GOAL = Output the entries word for word. Omit images.

[Collected data entries]
-- Begin --

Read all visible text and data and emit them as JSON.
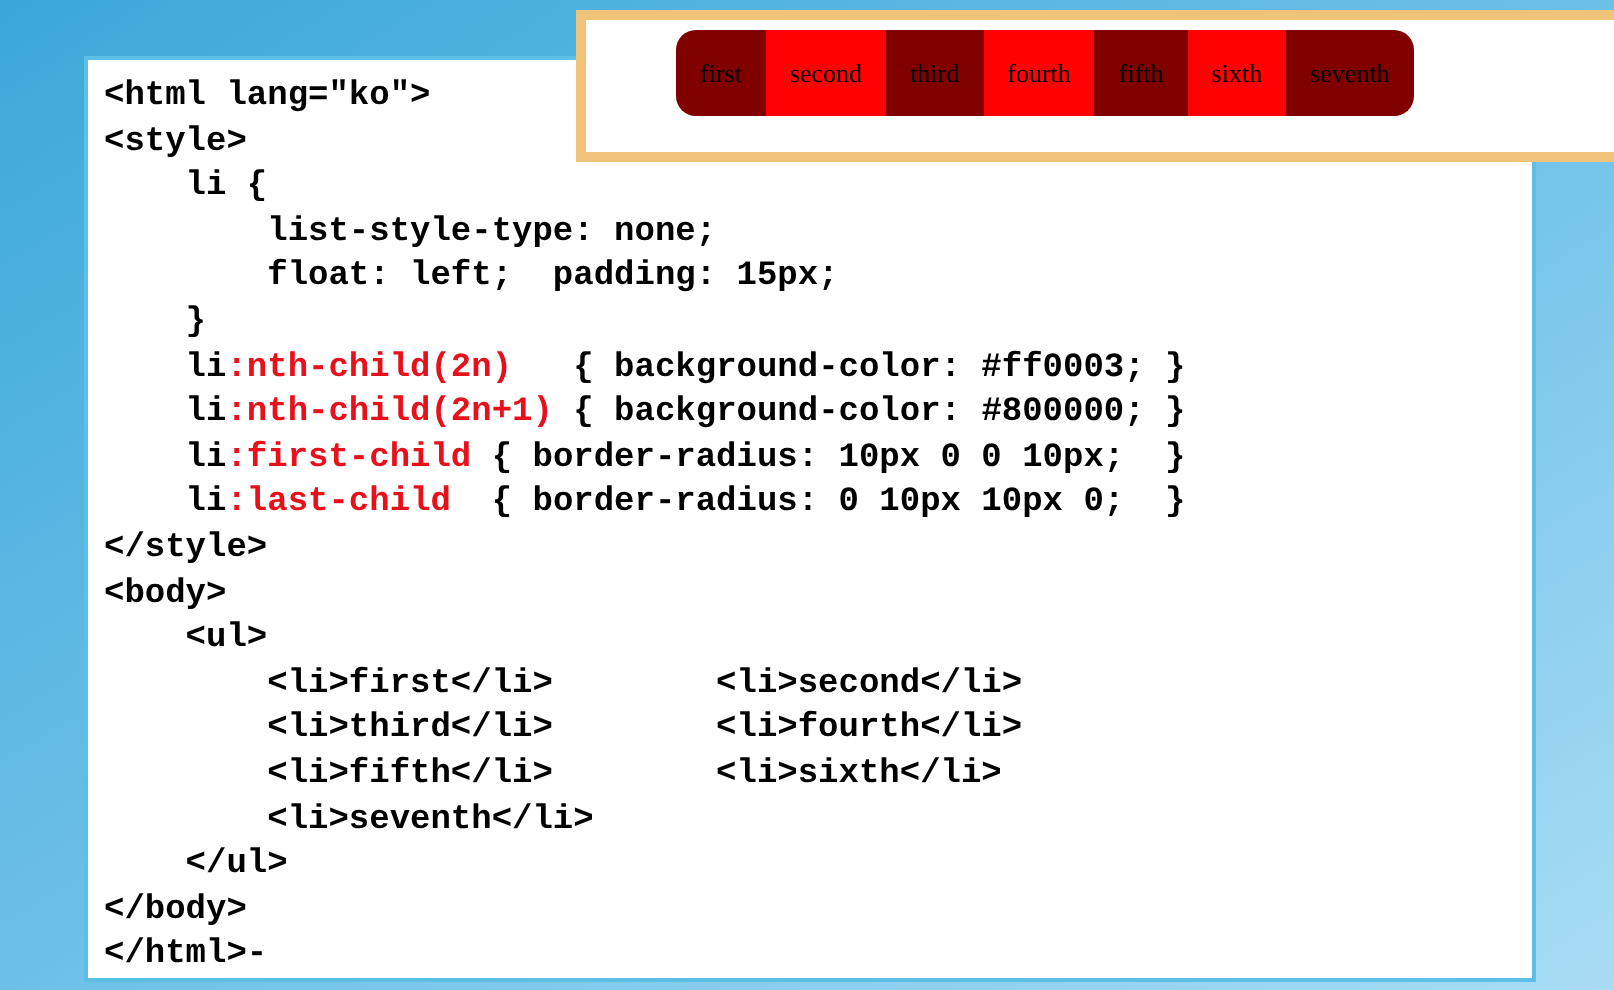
{
  "code_lines": [
    [
      {
        "kind": "plain",
        "text": "<html lang=\"ko\">"
      }
    ],
    [
      {
        "kind": "plain",
        "text": "<style>"
      }
    ],
    [
      {
        "kind": "plain",
        "text": "    li {"
      }
    ],
    [
      {
        "kind": "plain",
        "text": "        list-style-type: none;"
      }
    ],
    [
      {
        "kind": "plain",
        "text": "        float: left;  padding: 15px;"
      }
    ],
    [
      {
        "kind": "plain",
        "text": "    }"
      }
    ],
    [
      {
        "kind": "plain",
        "text": "    li"
      },
      {
        "kind": "selector",
        "text": ":nth-child(2n)"
      },
      {
        "kind": "plain",
        "text": "   { background-color: #ff0003; }"
      }
    ],
    [
      {
        "kind": "plain",
        "text": "    li"
      },
      {
        "kind": "selector",
        "text": ":nth-child(2n+1)"
      },
      {
        "kind": "plain",
        "text": " { background-color: #800000; }"
      }
    ],
    [
      {
        "kind": "plain",
        "text": "    li"
      },
      {
        "kind": "selector",
        "text": ":first-child"
      },
      {
        "kind": "plain",
        "text": " { border-radius: 10px 0 0 10px;  }"
      }
    ],
    [
      {
        "kind": "plain",
        "text": "    li"
      },
      {
        "kind": "selector",
        "text": ":last-child"
      },
      {
        "kind": "plain",
        "text": "  { border-radius: 0 10px 10px 0;  }"
      }
    ],
    [
      {
        "kind": "plain",
        "text": "</style>"
      }
    ],
    [
      {
        "kind": "plain",
        "text": "<body>"
      }
    ],
    [
      {
        "kind": "plain",
        "text": "    <ul>"
      }
    ],
    [
      {
        "kind": "plain",
        "text": "        <li>first</li>        <li>second</li>"
      }
    ],
    [
      {
        "kind": "plain",
        "text": "        <li>third</li>        <li>fourth</li>"
      }
    ],
    [
      {
        "kind": "plain",
        "text": "        <li>fifth</li>        <li>sixth</li>"
      }
    ],
    [
      {
        "kind": "plain",
        "text": "        <li>seventh</li>"
      }
    ],
    [
      {
        "kind": "plain",
        "text": "    </ul>"
      }
    ],
    [
      {
        "kind": "plain",
        "text": "</body>"
      }
    ],
    [
      {
        "kind": "plain",
        "text": "</html>-"
      }
    ]
  ],
  "preview": {
    "items": [
      {
        "label": "first",
        "color": "#800000"
      },
      {
        "label": "second",
        "color": "#ff0003"
      },
      {
        "label": "third",
        "color": "#800000"
      },
      {
        "label": "fourth",
        "color": "#ff0003"
      },
      {
        "label": "fifth",
        "color": "#800000"
      },
      {
        "label": "sixth",
        "color": "#ff0003"
      },
      {
        "label": "seventh",
        "color": "#800000"
      }
    ]
  }
}
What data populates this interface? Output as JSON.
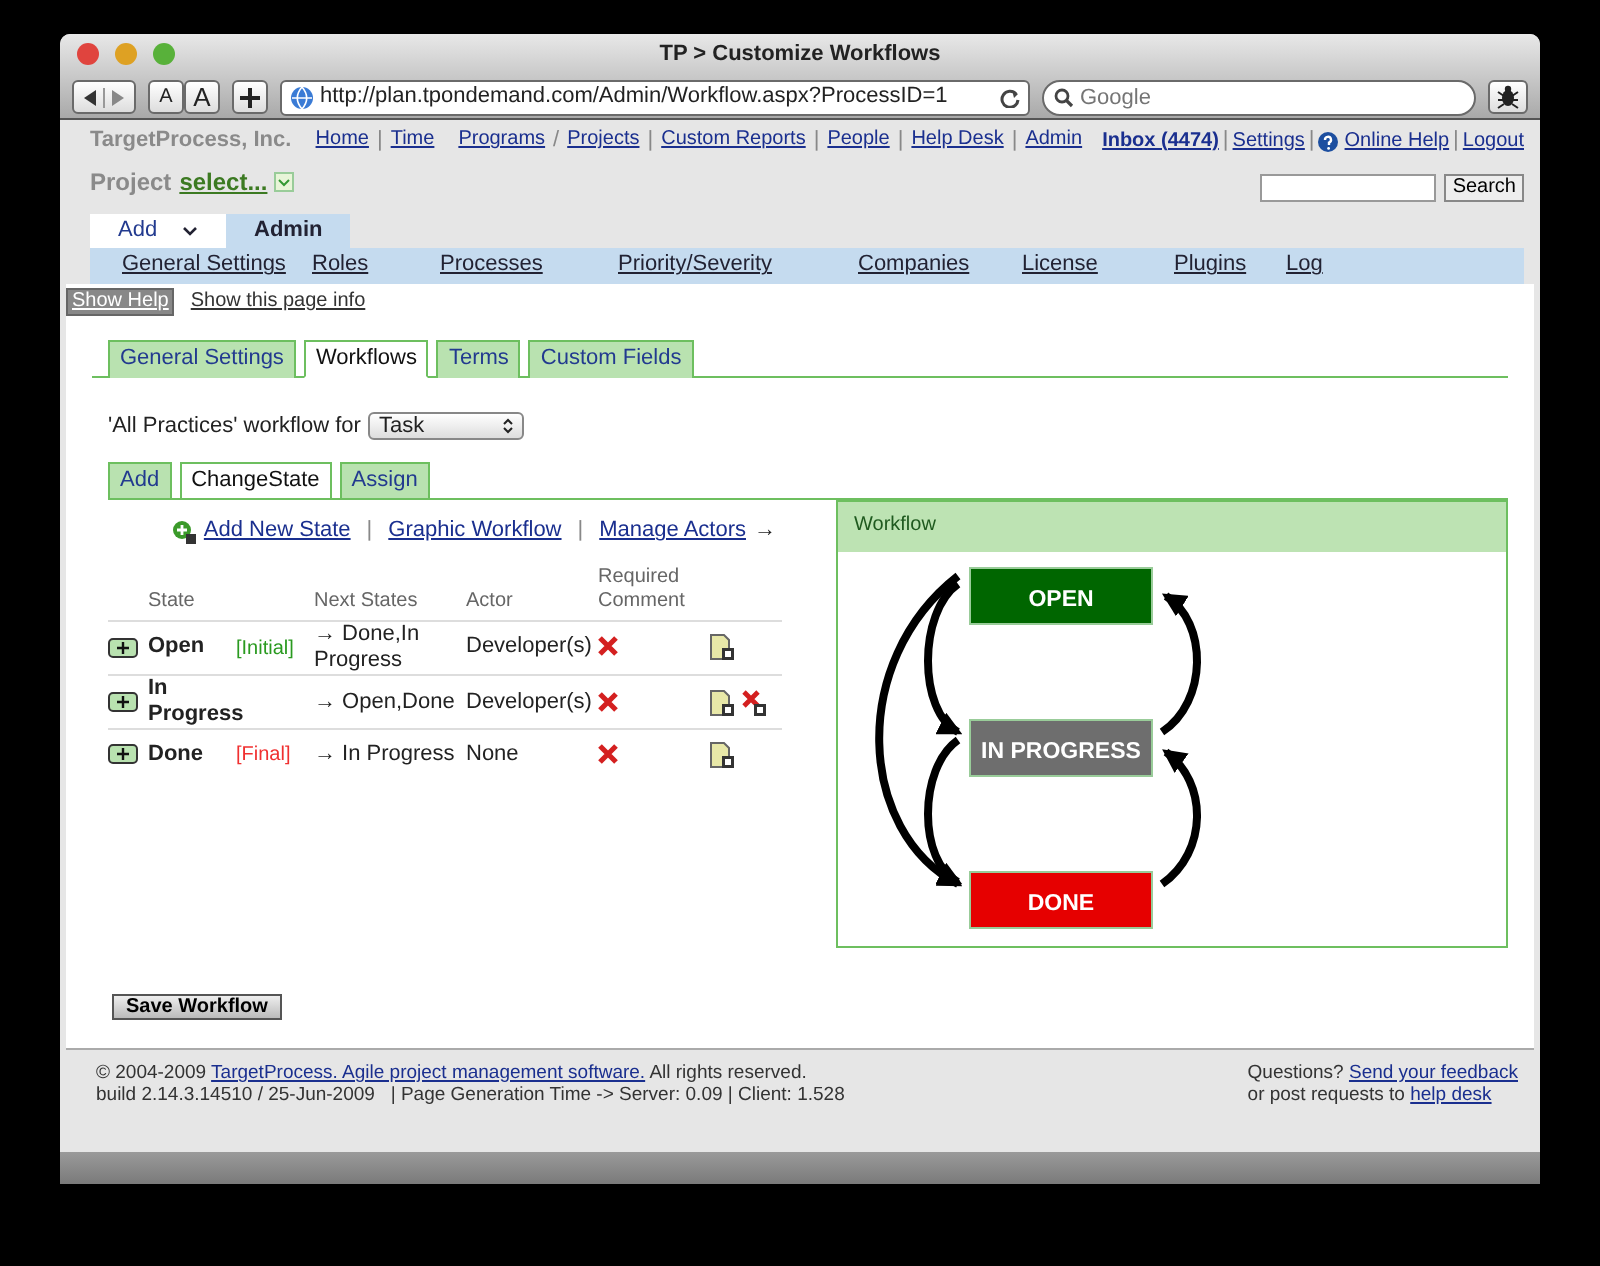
{
  "window": {
    "title": "TP > Customize Workflows"
  },
  "browser": {
    "text_size_buttons": [
      "A",
      "A"
    ],
    "url": "http://plan.tpondemand.com/Admin/Workflow.aspx?ProcessID=1",
    "search": {
      "placeholder": "Google"
    }
  },
  "header": {
    "company": "TargetProcess, Inc.",
    "project_label": "Project",
    "project_select": "select...",
    "links": [
      {
        "label": "Home"
      },
      {
        "label": "Time",
        "sep": "|"
      },
      {
        "label": "Programs"
      },
      {
        "label": "Projects",
        "sep": "/"
      },
      {
        "label": "Custom Reports",
        "sep": "|"
      },
      {
        "label": "People",
        "sep": "|"
      },
      {
        "label": "Help Desk",
        "sep": "|"
      },
      {
        "label": "Admin",
        "sep": "|"
      }
    ],
    "user_links": [
      {
        "label": "Inbox (4474)",
        "kind": "inbox"
      },
      {
        "label": "Settings",
        "kind": "link",
        "sep": "|"
      },
      {
        "label": "Online Help",
        "kind": "help",
        "sep": "|"
      },
      {
        "label": "Logout",
        "kind": "link",
        "sep": "|"
      }
    ],
    "search_button": "Search"
  },
  "top_tabs": [
    {
      "label": "Add",
      "kind": "dropdown",
      "selected": false
    },
    {
      "label": "Admin",
      "kind": "tab",
      "selected": true
    }
  ],
  "admin_nav": [
    "General Settings",
    "Roles",
    "Processes",
    "Priority/Severity",
    "Companies",
    "License",
    "Plugins",
    "Log"
  ],
  "help_bar": {
    "show_help": "Show Help",
    "page_info": "Show this page info"
  },
  "sub_tabs": [
    {
      "label": "General Settings",
      "selected": false
    },
    {
      "label": "Workflows",
      "selected": true
    },
    {
      "label": "Terms",
      "selected": false
    },
    {
      "label": "Custom Fields",
      "selected": false
    }
  ],
  "workflow_for": {
    "label": "'All Practices' workflow for",
    "value": "Task"
  },
  "inner_tabs": [
    {
      "label": "Add",
      "selected": false
    },
    {
      "label": "ChangeState",
      "selected": true
    },
    {
      "label": "Assign",
      "selected": false
    }
  ],
  "actions": {
    "links": [
      {
        "label": "Add New State"
      },
      {
        "label": "Graphic Workflow",
        "sep": "|"
      },
      {
        "label": "Manage Actors",
        "sep": "|"
      }
    ],
    "arrow": "→"
  },
  "table": {
    "columns": [
      "State",
      "Next States",
      "Actor",
      "Required Comment"
    ],
    "rows": [
      {
        "state": "Open",
        "tag": {
          "text": "[Initial]",
          "kind": "initial"
        },
        "next": "→ Done,In Progress",
        "actor": "Developer(s)",
        "required_comment": false,
        "deletable": false
      },
      {
        "state": "In Progress",
        "next": "→ Open,Done",
        "actor": "Developer(s)",
        "required_comment": false,
        "deletable": true
      },
      {
        "state": "Done",
        "tag": {
          "text": "[Final]",
          "kind": "final"
        },
        "next": "→ In Progress",
        "actor": "None",
        "required_comment": false,
        "deletable": false
      }
    ]
  },
  "diagram": {
    "title": "Workflow",
    "nodes": [
      {
        "label": "OPEN",
        "color": "#006600"
      },
      {
        "label": "IN PROGRESS",
        "color": "#6e6e6e"
      },
      {
        "label": "DONE",
        "color": "#e60000"
      }
    ]
  },
  "save_button": "Save Workflow",
  "footer": {
    "copyright_pre": "© 2004-2009",
    "copyright_link": "TargetProcess. Agile project management software.",
    "copyright_post": "All rights reserved.",
    "build": "build 2.14.3.14510 / 25-Jun-2009   | Page Generation Time -> Server: 0.09 | Client: 1.528",
    "questions": "Questions?",
    "feedback": "Send your feedback",
    "post": "or post requests to",
    "helpdesk": "help desk"
  }
}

-- End --

RESULT =
Read all visible text and data and emit them as JSON.
{
  "code_lines": [
    [
      {
        "kind": "plain",
        "text": "<html lang=\"ko\">"
      }
    ],
    [
      {
        "kind": "plain",
        "text": "<style>"
      }
    ],
    [
      {
        "kind": "plain",
        "text": "    li {"
      }
    ],
    [
      {
        "kind": "plain",
        "text": "        list-style-type: none;"
      }
    ],
    [
      {
        "kind": "plain",
        "text": "        float: left;  padding: 15px;"
      }
    ],
    [
      {
        "kind": "plain",
        "text": "    }"
      }
    ],
    [
      {
        "kind": "plain",
        "text": "    li"
      },
      {
        "kind": "selector",
        "text": ":nth-child(2n)"
      },
      {
        "kind": "plain",
        "text": "   { background-color: #ff0003; }"
      }
    ],
    [
      {
        "kind": "plain",
        "text": "    li"
      },
      {
        "kind": "selector",
        "text": ":nth-child(2n+1)"
      },
      {
        "kind": "plain",
        "text": " { background-color: #800000; }"
      }
    ],
    [
      {
        "kind": "plain",
        "text": "    li"
      },
      {
        "kind": "selector",
        "text": ":first-child"
      },
      {
        "kind": "plain",
        "text": " { border-radius: 10px 0 0 10px;  }"
      }
    ],
    [
      {
        "kind": "plain",
        "text": "    li"
      },
      {
        "kind": "selector",
        "text": ":last-child"
      },
      {
        "kind": "plain",
        "text": "  { border-radius: 0 10px 10px 0;  }"
      }
    ],
    [
      {
        "kind": "plain",
        "text": "</style>"
      }
    ],
    [
      {
        "kind": "plain",
        "text": "<body>"
      }
    ],
    [
      {
        "kind": "plain",
        "text": "    <ul>"
      }
    ],
    [
      {
        "kind": "plain",
        "text": "        <li>first</li>        <li>second</li>"
      }
    ],
    [
      {
        "kind": "plain",
        "text": "        <li>third</li>        <li>fourth</li>"
      }
    ],
    [
      {
        "kind": "plain",
        "text": "        <li>fifth</li>        <li>sixth</li>"
      }
    ],
    [
      {
        "kind": "plain",
        "text": "        <li>seventh</li>"
      }
    ],
    [
      {
        "kind": "plain",
        "text": "    </ul>"
      }
    ],
    [
      {
        "kind": "plain",
        "text": "</body>"
      }
    ],
    [
      {
        "kind": "plain",
        "text": "</html>-"
      }
    ]
  ],
  "preview": {
    "items": [
      {
        "label": "first",
        "color": "#800000"
      },
      {
        "label": "second",
        "color": "#ff0003"
      },
      {
        "label": "third",
        "color": "#800000"
      },
      {
        "label": "fourth",
        "color": "#ff0003"
      },
      {
        "label": "fifth",
        "color": "#800000"
      },
      {
        "label": "sixth",
        "color": "#ff0003"
      },
      {
        "label": "seventh",
        "color": "#800000"
      }
    ]
  }
}
What data populates this interface? Output as JSON.
{
  "window": {
    "title": "TP > Customize Workflows"
  },
  "browser": {
    "text_size_buttons": [
      "A",
      "A"
    ],
    "url": "http://plan.tpondemand.com/Admin/Workflow.aspx?ProcessID=1",
    "search": {
      "placeholder": "Google"
    }
  },
  "header": {
    "company": "TargetProcess, Inc.",
    "project_label": "Project",
    "project_select": "select...",
    "links": [
      {
        "label": "Home"
      },
      {
        "label": "Time",
        "sep": "|"
      },
      {
        "label": "Programs"
      },
      {
        "label": "Projects",
        "sep": "/"
      },
      {
        "label": "Custom Reports",
        "sep": "|"
      },
      {
        "label": "People",
        "sep": "|"
      },
      {
        "label": "Help Desk",
        "sep": "|"
      },
      {
        "label": "Admin",
        "sep": "|"
      }
    ],
    "user_links": [
      {
        "label": "Inbox (4474)",
        "kind": "inbox"
      },
      {
        "label": "Settings",
        "kind": "link",
        "sep": "|"
      },
      {
        "label": "Online Help",
        "kind": "help",
        "sep": "|"
      },
      {
        "label": "Logout",
        "kind": "link",
        "sep": "|"
      }
    ],
    "search_button": "Search"
  },
  "top_tabs": [
    {
      "label": "Add",
      "kind": "dropdown",
      "selected": false
    },
    {
      "label": "Admin",
      "kind": "tab",
      "selected": true
    }
  ],
  "admin_nav": [
    "General Settings",
    "Roles",
    "Processes",
    "Priority/Severity",
    "Companies",
    "License",
    "Plugins",
    "Log"
  ],
  "help_bar": {
    "show_help": "Show Help",
    "page_info": "Show this page info"
  },
  "sub_tabs": [
    {
      "label": "General Settings",
      "selected": false
    },
    {
      "label": "Workflows",
      "selected": true
    },
    {
      "label": "Terms",
      "selected": false
    },
    {
      "label": "Custom Fields",
      "selected": false
    }
  ],
  "workflow_for": {
    "label": "'All Practices' workflow for",
    "value": "Task"
  },
  "inner_tabs": [
    {
      "label": "Add",
      "selected": false
    },
    {
      "label": "ChangeState",
      "selected": true
    },
    {
      "label": "Assign",
      "selected": false
    }
  ],
  "actions": {
    "links": [
      {
        "label": "Add New State"
      },
      {
        "label": "Graphic Workflow",
        "sep": "|"
      },
      {
        "label": "Manage Actors",
        "sep": "|"
      }
    ],
    "arrow": "→"
  },
  "table": {
    "columns": [
      "State",
      "Next States",
      "Actor",
      "Required Comment"
    ],
    "rows": [
      {
        "state": "Open",
        "tag": {
          "text": "[Initial]",
          "kind": "initial"
        },
        "next": "→ Done,In Progress",
        "actor": "Developer(s)",
        "required_comment": false,
        "deletable": false
      },
      {
        "state": "In Progress",
        "next": "→ Open,Done",
        "actor": "Developer(s)",
        "required_comment": false,
        "deletable": true
      },
      {
        "state": "Done",
        "tag": {
          "text": "[Final]",
          "kind": "final"
        },
        "next": "→ In Progress",
        "actor": "None",
        "required_comment": false,
        "deletable": false
      }
    ]
  },
  "diagram": {
    "title": "Workflow",
    "nodes": [
      {
        "label": "OPEN",
        "color": "#006600"
      },
      {
        "label": "IN PROGRESS",
        "color": "#6e6e6e"
      },
      {
        "label": "DONE",
        "color": "#e60000"
      }
    ]
  },
  "save_button": "Save Workflow",
  "footer": {
    "copyright_pre": "© 2004-2009",
    "copyright_link": "TargetProcess. Agile project management software.",
    "copyright_post": "All rights reserved.",
    "build": "build 2.14.3.14510 / 25-Jun-2009   | Page Generation Time -> Server: 0.09 | Client: 1.528",
    "questions": "Questions?",
    "feedback": "Send your feedback",
    "post": "or post requests to",
    "helpdesk": "help desk"
  }
}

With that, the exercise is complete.